- _Problem details_: Repeat the records verbatim and leave the pictures out of your copy.

- _Data supplied_:
— Begin —
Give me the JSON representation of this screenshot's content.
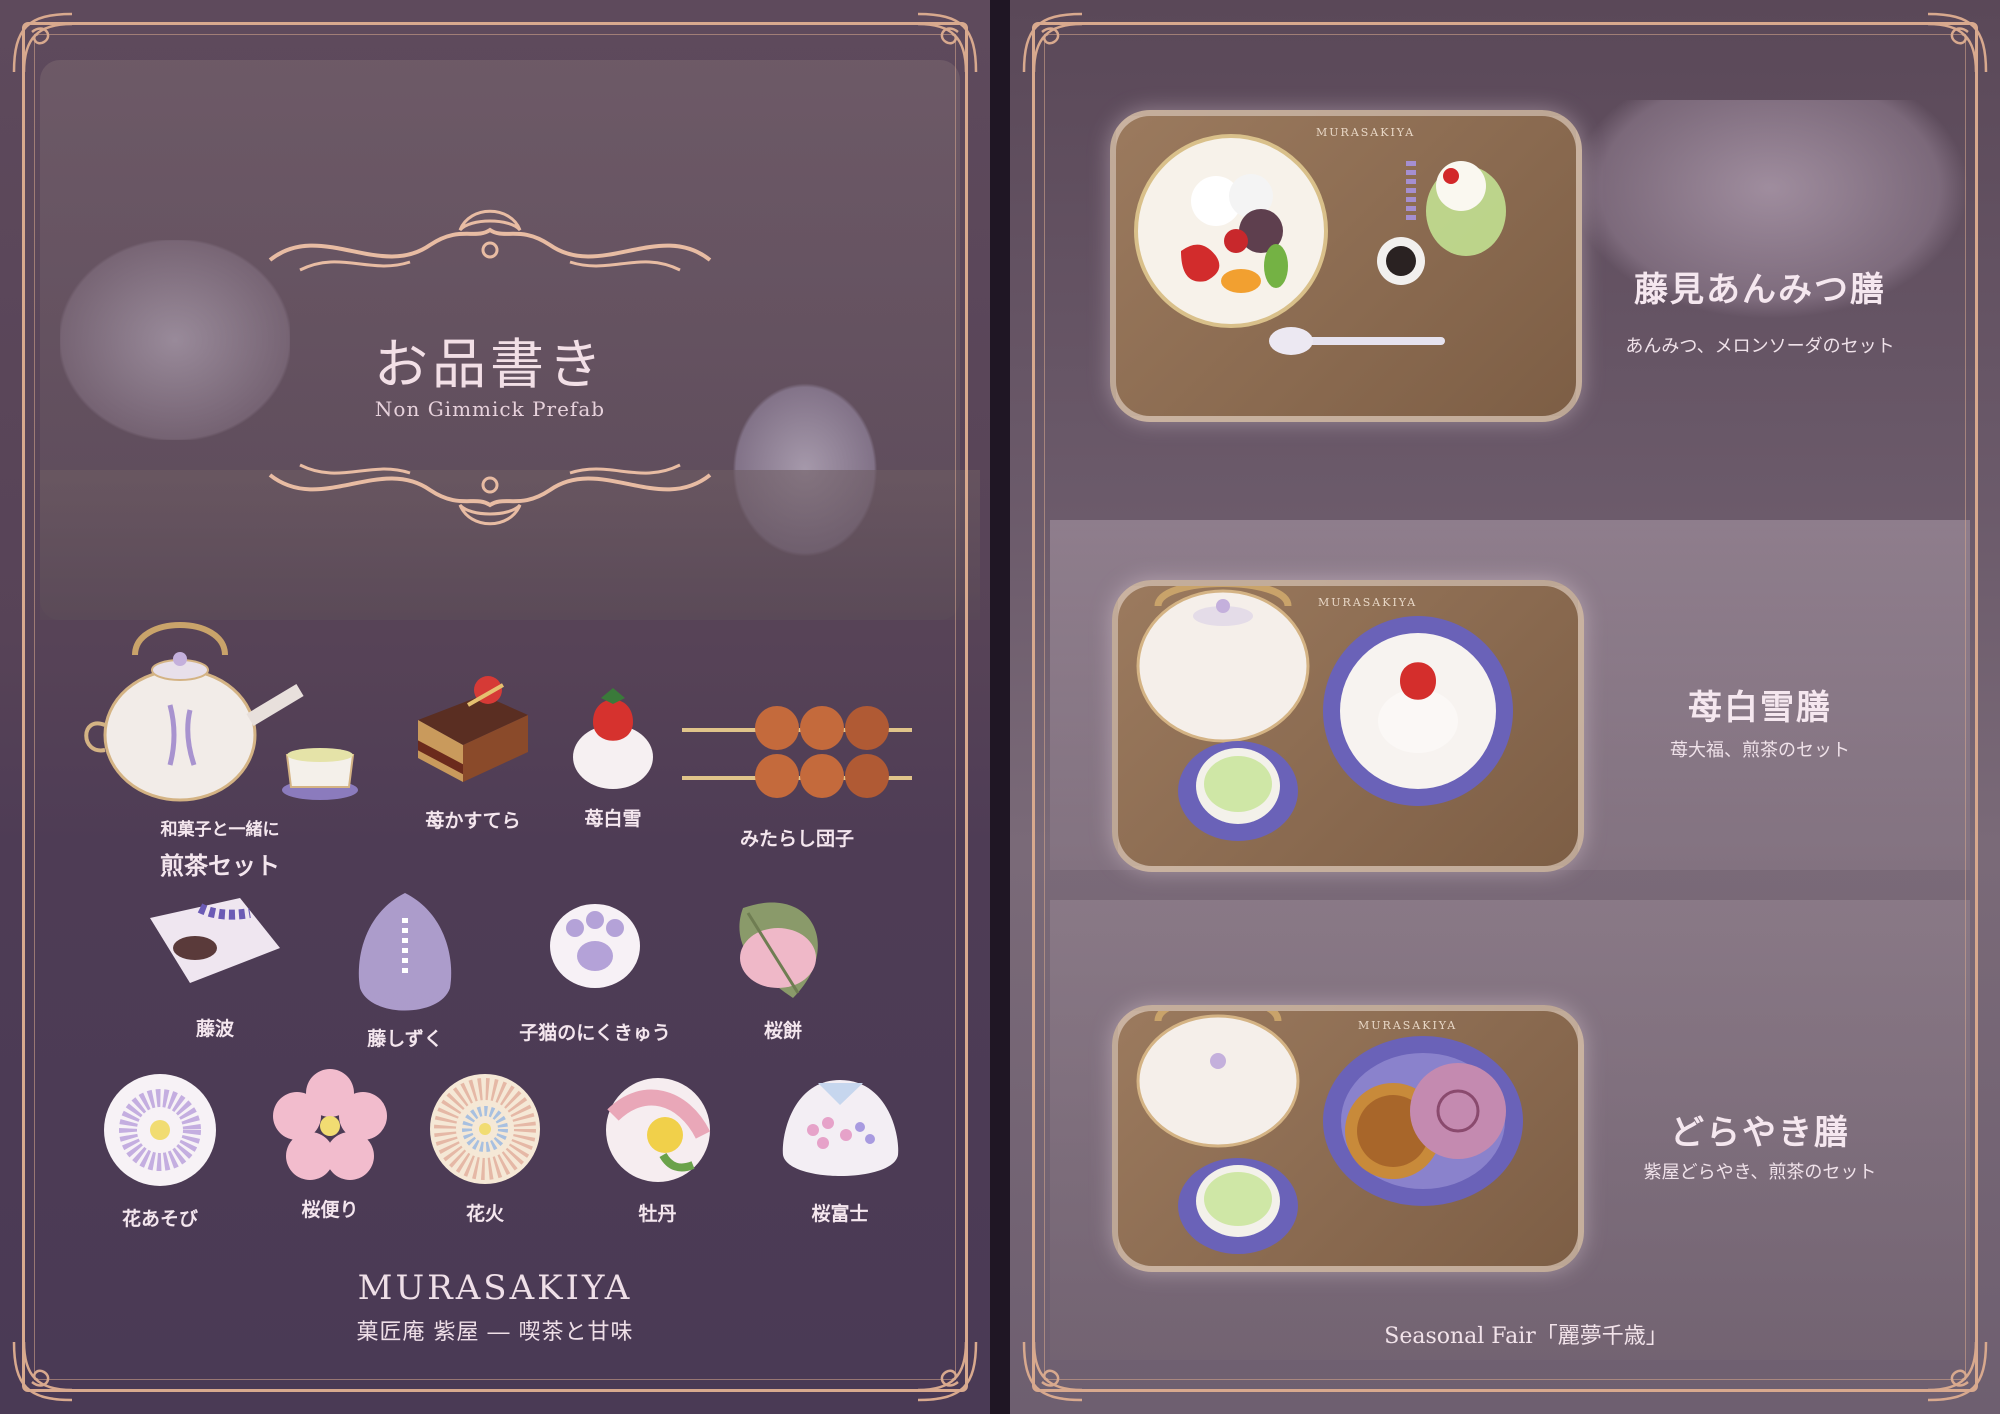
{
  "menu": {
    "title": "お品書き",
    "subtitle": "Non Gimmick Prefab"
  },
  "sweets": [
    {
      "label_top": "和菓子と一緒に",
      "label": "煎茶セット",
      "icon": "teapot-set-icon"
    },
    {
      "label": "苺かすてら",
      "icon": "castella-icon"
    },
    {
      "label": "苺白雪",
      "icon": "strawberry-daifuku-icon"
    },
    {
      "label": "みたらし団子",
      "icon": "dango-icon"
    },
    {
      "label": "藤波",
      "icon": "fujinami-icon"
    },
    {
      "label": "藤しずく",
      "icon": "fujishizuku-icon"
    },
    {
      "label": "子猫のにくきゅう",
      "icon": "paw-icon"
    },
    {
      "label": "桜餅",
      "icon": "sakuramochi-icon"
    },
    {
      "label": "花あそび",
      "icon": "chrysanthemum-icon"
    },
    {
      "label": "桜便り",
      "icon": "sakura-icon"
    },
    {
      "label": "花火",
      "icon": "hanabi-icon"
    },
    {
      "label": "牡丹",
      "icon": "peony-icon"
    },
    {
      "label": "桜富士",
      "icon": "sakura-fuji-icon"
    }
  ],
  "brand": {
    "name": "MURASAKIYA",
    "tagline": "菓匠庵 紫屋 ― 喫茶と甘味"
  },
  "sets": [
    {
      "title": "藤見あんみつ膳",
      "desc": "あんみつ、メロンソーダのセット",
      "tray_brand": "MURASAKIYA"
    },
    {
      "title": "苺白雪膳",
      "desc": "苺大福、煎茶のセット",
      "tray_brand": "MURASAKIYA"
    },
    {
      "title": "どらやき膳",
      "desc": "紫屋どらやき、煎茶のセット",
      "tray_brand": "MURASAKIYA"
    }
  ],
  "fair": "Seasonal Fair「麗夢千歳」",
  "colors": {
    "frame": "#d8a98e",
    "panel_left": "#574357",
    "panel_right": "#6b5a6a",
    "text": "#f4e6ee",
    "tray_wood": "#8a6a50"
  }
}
— End —
- _Correct output_:
Give me the JSON representation of this screenshot's content.
{
  "menu": {
    "title": "お品書き",
    "subtitle": "Non Gimmick Prefab"
  },
  "sweets": [
    {
      "label_top": "和菓子と一緒に",
      "label": "煎茶セット",
      "icon": "teapot-set-icon"
    },
    {
      "label": "苺かすてら",
      "icon": "castella-icon"
    },
    {
      "label": "苺白雪",
      "icon": "strawberry-daifuku-icon"
    },
    {
      "label": "みたらし団子",
      "icon": "dango-icon"
    },
    {
      "label": "藤波",
      "icon": "fujinami-icon"
    },
    {
      "label": "藤しずく",
      "icon": "fujishizuku-icon"
    },
    {
      "label": "子猫のにくきゅう",
      "icon": "paw-icon"
    },
    {
      "label": "桜餅",
      "icon": "sakuramochi-icon"
    },
    {
      "label": "花あそび",
      "icon": "chrysanthemum-icon"
    },
    {
      "label": "桜便り",
      "icon": "sakura-icon"
    },
    {
      "label": "花火",
      "icon": "hanabi-icon"
    },
    {
      "label": "牡丹",
      "icon": "peony-icon"
    },
    {
      "label": "桜富士",
      "icon": "sakura-fuji-icon"
    }
  ],
  "brand": {
    "name": "MURASAKIYA",
    "tagline": "菓匠庵 紫屋 ― 喫茶と甘味"
  },
  "sets": [
    {
      "title": "藤見あんみつ膳",
      "desc": "あんみつ、メロンソーダのセット",
      "tray_brand": "MURASAKIYA"
    },
    {
      "title": "苺白雪膳",
      "desc": "苺大福、煎茶のセット",
      "tray_brand": "MURASAKIYA"
    },
    {
      "title": "どらやき膳",
      "desc": "紫屋どらやき、煎茶のセット",
      "tray_brand": "MURASAKIYA"
    }
  ],
  "fair": "Seasonal Fair「麗夢千歳」",
  "colors": {
    "frame": "#d8a98e",
    "panel_left": "#574357",
    "panel_right": "#6b5a6a",
    "text": "#f4e6ee",
    "tray_wood": "#8a6a50"
  }
}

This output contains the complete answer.